▶ **WORK INSTRUCTIONS**:
Can you give the passage of the singing FAQ below again, starting with "There’s a considerable" and going on through "to get involved.", but swap "coaching costs" for "lesson fees"?

▶ **PAGE TEXT**:
These are some of the most common questions people ask.

What is Songkraft?

Songkraft, which approaches the study of voice and performance holistically, is a program for vocalists interested in achieving the standard for excellence.  It addresses craft skills and performance awareness and helps singers find performance opportunities.  It's exceptionally good at helping those who struggle with self-limitation find and become comfortable with their authentic voice. 

What is Singease?

Singease is a methodology authored by Tim Mallandaine.  It acknowledges the masterful vocal capacities each person has acquired through learning to speak. It puts those capacities to work by approaching singing in the way that one might learn to speak a different dialect.  Music is also carefully selected to provide the graduated conditioning essential to helping students learn to meet professional standards.  The methodology explores, exposes and excludes habits which hinder natural flow-state performance by helping people to put their natural voice to work.  

Who can sing and become an exceptional singer?

"Great singing sounds easy because it is easy.  What's difficult is learning to make it easy."  JTM

Anyone can sing.  Only a tiny percentage, less than one percent, of the population cannot sing well.  People who adamantly state that they can’t or don’t sing can often be heard singing in their car or shower.

Research has very clearly shown that talent is a myth.  As Daniel Coyle wrote in his book “The Talent Code,” you’ll need a good coach, ignited passion for what you are doing and regular deep practice to succeed.

Why do so many people say that they can't sing at all?

They are usually overly concerned with how their voice sounds and what someone else might think, so they limit themselves.  

The spectrum of great-sounding voices is very broad.  The sound isn’t a significant consideration.  It’s all about the feel, how the voice is used, and not how it sounds.  For example, consider the difference between the voices of Whitney Houston, Rod Stewart and Leonard Cohen.  Beauty is in the eyes of the beholder ... and, in this case, the listener’s ears, not the singer’s.  

Great singers are known for their capacity to render songs, and all vocal sounds have the potential to contribute to wonderfully unique singing.   

Why do only a few people choose to learn more about how to sing? 

There’s a considerable lack of awareness of the profound physical, mental and emotional benefits of singing.  Also, far too many people buy into the talent myth and believe they can’t sing, missing out on all the good that singing offers.  Many believe that learning to sing is not a worthy pursuit. Therefore, they find it hard to invest in themselves.  They believe that coaching costs would waste their money.  Of course, they’d likely change their minds if they listened more closely to people who choose to get involved.  

What can be done about performance fear and anxiety?

Fear and anxiety can be so constant and debilitating that they are often perceived as unavoidable, which is simply not true.  With learning, the fearful and anxious responses that limit performance capacity can change and become the energy that fuels ignited performances.  

Singing well means learning to think in ways that effectively address emotions positively.  Our brain responds almost identically when we are excited and afraid.  Physiologically, fear causes us to hold or restrict our breathing, and excitement does not do so.  The key is learning to make singing feel good by focusing on and improving breathing.  The basic fact is that it won't sound good if it doesn’t feel good.

▶ **SUPPLIED MATERIAL**:
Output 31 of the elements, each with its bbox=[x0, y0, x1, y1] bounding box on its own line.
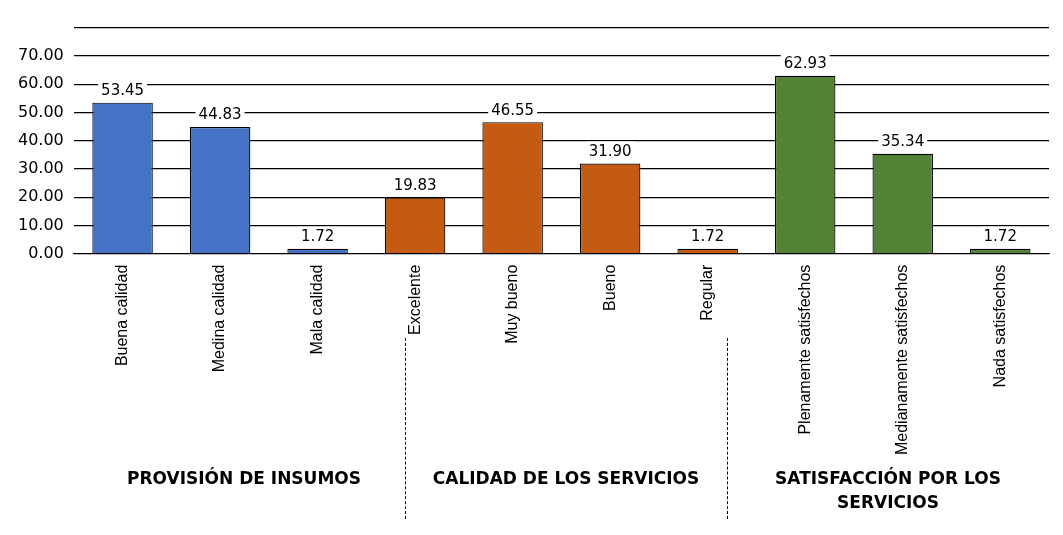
data-label: 53.45 bbox=[101, 81, 145, 100]
data-label: 46.55 bbox=[491, 100, 535, 119]
x-tick-label: Plenamente satisfechos bbox=[795, 264, 813, 435]
data-label: 1.72 bbox=[300, 227, 335, 246]
y-tick-label: 10.00 bbox=[17, 214, 64, 234]
x-tick-label: Muy bueno bbox=[503, 264, 521, 344]
y-tick-label: 40.00 bbox=[17, 129, 64, 149]
text: CALIDAD DE LOS SERVICIOS bbox=[431, 467, 701, 490]
data-label: 44.83 bbox=[198, 105, 242, 124]
x-tick-label: Regular bbox=[698, 264, 716, 321]
y-tick-label: 20.00 bbox=[17, 186, 64, 206]
data-label: 62.93 bbox=[783, 54, 827, 73]
x-tick-label: Medina calidad bbox=[210, 264, 228, 373]
data-label: 1.72 bbox=[690, 227, 725, 246]
x-tick-label: Excelente bbox=[405, 264, 423, 335]
data-label: 35.34 bbox=[881, 132, 925, 151]
y-tick-label: 70.00 bbox=[17, 45, 64, 65]
x-tick-label: Mala calidad bbox=[308, 264, 326, 355]
y-tick-label: 0.00 bbox=[28, 242, 64, 262]
data-label: 31.90 bbox=[588, 141, 632, 160]
y-tick-label: 30.00 bbox=[17, 158, 64, 178]
text: PROVISIÓN DE INSUMOS bbox=[125, 466, 363, 490]
data-label: 1.72 bbox=[983, 227, 1017, 246]
x-tick-label: Buena calidad bbox=[112, 264, 130, 367]
data-label: 19.83 bbox=[393, 176, 437, 195]
y-tick-label: 50.00 bbox=[17, 101, 64, 121]
text: SATISFACCIÓN POR LOS SERVICIOS bbox=[774, 466, 1002, 514]
x-tick-label: Nada satisfechos bbox=[990, 264, 1008, 388]
x-tick-label: Medianamente satisfechos bbox=[893, 264, 911, 455]
x-tick-label: Bueno bbox=[600, 264, 618, 311]
y-tick-label: 60.00 bbox=[17, 73, 64, 93]
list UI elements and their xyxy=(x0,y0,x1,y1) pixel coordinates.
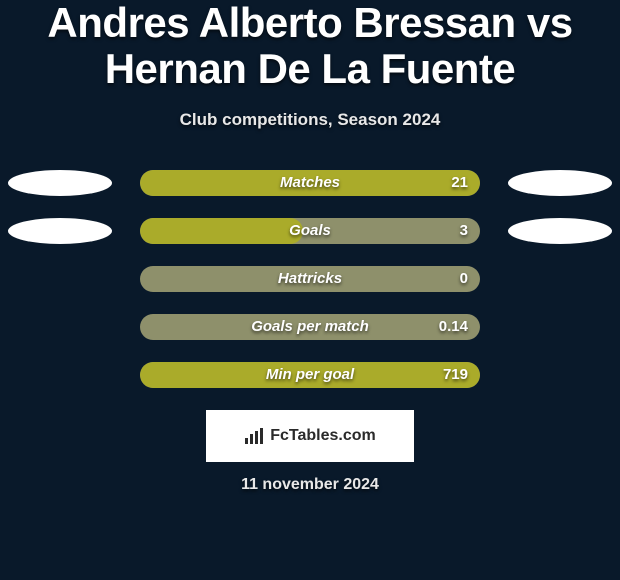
stat-label: Hattricks xyxy=(140,266,480,292)
player-right-marker xyxy=(508,170,612,196)
stat-value: 3 xyxy=(460,218,468,244)
stat-value: 719 xyxy=(443,362,468,388)
source-badge: FcTables.com xyxy=(206,410,414,462)
stat-row: Hattricks0 xyxy=(8,266,612,292)
stat-bar: Goals per match0.14 xyxy=(140,314,480,340)
stat-bar: Hattricks0 xyxy=(140,266,480,292)
stat-bar: Matches21 xyxy=(140,170,480,196)
date-label: 11 november 2024 xyxy=(0,476,620,494)
player-left-marker xyxy=(8,170,112,196)
subtitle: Club competitions, Season 2024 xyxy=(0,110,620,130)
stat-value: 0 xyxy=(460,266,468,292)
comparison-infographic: Andres Alberto Bressan vs Hernan De La F… xyxy=(0,0,620,580)
stat-bar: Goals3 xyxy=(140,218,480,244)
player-left-marker xyxy=(8,218,112,244)
stat-value: 21 xyxy=(451,170,468,196)
stat-label: Goals per match xyxy=(140,314,480,340)
stat-bar: Min per goal719 xyxy=(140,362,480,388)
stat-row: Min per goal719 xyxy=(8,362,612,388)
stat-label: Min per goal xyxy=(140,362,480,388)
stat-row: Matches21 xyxy=(8,170,612,196)
stat-row: Goals per match0.14 xyxy=(8,314,612,340)
stat-label: Goals xyxy=(140,218,480,244)
stat-row: Goals3 xyxy=(8,218,612,244)
stat-value: 0.14 xyxy=(439,314,468,340)
stat-label: Matches xyxy=(140,170,480,196)
stats-list: Matches21 Goals3 Hattricks0 Goals per match… xyxy=(0,170,620,388)
player-right-marker xyxy=(508,218,612,244)
page-title: Andres Alberto Bressan vs Hernan De La F… xyxy=(0,0,620,92)
barchart-icon xyxy=(244,428,264,444)
source-text: FcTables.com xyxy=(270,427,376,445)
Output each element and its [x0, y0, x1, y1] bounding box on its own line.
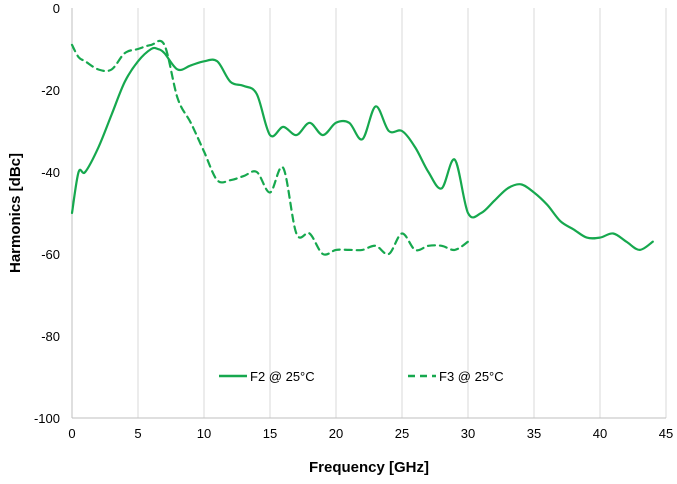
series-line-f2	[70, 46, 654, 251]
x-tick-label: 5	[134, 426, 141, 441]
x-axis-title: Frequency [GHz]	[309, 459, 429, 476]
y-tick-label: -80	[41, 329, 60, 344]
y-tick-label: -20	[41, 83, 60, 98]
x-tick-label: 30	[461, 426, 475, 441]
legend: F2 @ 25°C F3 @ 25°C	[219, 369, 504, 384]
y-tick-label: 0	[53, 1, 60, 16]
series-line-f3	[70, 39, 470, 256]
x-tick-label: 15	[263, 426, 277, 441]
x-tick-label: 25	[395, 426, 409, 441]
x-tick-label: 0	[68, 426, 75, 441]
y-tick-label: -40	[41, 165, 60, 180]
x-tick-label: 45	[659, 426, 673, 441]
plot-series	[70, 39, 654, 256]
x-axis-ticks: 0 5 10 15 20 25 30 35 40 45	[68, 426, 673, 441]
x-tick-label: 35	[527, 426, 541, 441]
x-tick-label: 40	[593, 426, 607, 441]
vertical-gridlines	[71, 8, 667, 418]
y-axis-ticks: 0 -20 -40 -60 -80 -100	[34, 1, 60, 426]
legend-label-f2: F2 @ 25°C	[250, 369, 315, 384]
x-tick-label: 10	[197, 426, 211, 441]
y-tick-label: -60	[41, 247, 60, 262]
x-tick-label: 20	[329, 426, 343, 441]
y-tick-label: -100	[34, 411, 60, 426]
legend-label-f3: F3 @ 25°C	[439, 369, 504, 384]
y-axis-title: Harmonics [dBc]	[7, 153, 24, 273]
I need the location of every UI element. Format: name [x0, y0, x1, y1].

▶ **EXERCISE SOLUTION**:
There’s a considerable lack of awareness of the profound physical, mental and emotional benefits of singing.  Also, far too many people buy into the talent myth and believe they can’t sing, missing out on all the good that singing offers.  Many believe that learning to sing is not a worthy pursuit. Therefore, they find it hard to invest in themselves.  They believe that lesson fees would waste their money.  Of course, they’d likely change their minds if they listened more closely to people who choose to get involved.